Given problem - Your task is to copy every line of the records below that contains "data".

Saved entries
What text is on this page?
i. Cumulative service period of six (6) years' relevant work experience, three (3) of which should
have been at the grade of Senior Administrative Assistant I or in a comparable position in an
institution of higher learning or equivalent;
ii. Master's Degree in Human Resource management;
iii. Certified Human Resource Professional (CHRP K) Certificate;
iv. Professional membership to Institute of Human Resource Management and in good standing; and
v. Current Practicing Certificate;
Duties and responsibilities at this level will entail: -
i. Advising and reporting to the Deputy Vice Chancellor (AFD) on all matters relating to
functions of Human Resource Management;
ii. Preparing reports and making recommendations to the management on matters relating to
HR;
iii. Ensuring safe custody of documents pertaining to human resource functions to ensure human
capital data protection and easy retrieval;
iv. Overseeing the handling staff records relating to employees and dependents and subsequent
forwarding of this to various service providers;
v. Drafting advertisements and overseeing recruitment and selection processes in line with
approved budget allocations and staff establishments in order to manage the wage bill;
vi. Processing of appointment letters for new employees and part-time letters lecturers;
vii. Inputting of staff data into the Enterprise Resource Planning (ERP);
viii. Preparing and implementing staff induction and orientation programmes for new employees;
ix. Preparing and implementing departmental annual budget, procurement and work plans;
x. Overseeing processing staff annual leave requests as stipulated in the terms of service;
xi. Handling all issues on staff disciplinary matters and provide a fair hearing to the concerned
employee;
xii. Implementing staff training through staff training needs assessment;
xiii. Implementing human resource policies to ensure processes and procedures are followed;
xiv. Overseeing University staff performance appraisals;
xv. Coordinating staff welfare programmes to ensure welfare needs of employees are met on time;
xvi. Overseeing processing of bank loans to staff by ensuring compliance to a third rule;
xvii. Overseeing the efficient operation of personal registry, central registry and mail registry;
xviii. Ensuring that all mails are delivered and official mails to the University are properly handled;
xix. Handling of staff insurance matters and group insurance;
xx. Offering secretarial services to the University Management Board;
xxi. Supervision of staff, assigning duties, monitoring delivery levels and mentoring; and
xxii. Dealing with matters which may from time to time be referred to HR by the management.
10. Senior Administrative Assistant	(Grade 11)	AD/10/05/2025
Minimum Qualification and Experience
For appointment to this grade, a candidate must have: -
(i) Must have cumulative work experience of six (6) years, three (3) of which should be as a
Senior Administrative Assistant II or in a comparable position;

Solution below -
capital data protection and easy retrieval;
vii. Inputting of staff data into the Enterprise Resource Planning (ERP);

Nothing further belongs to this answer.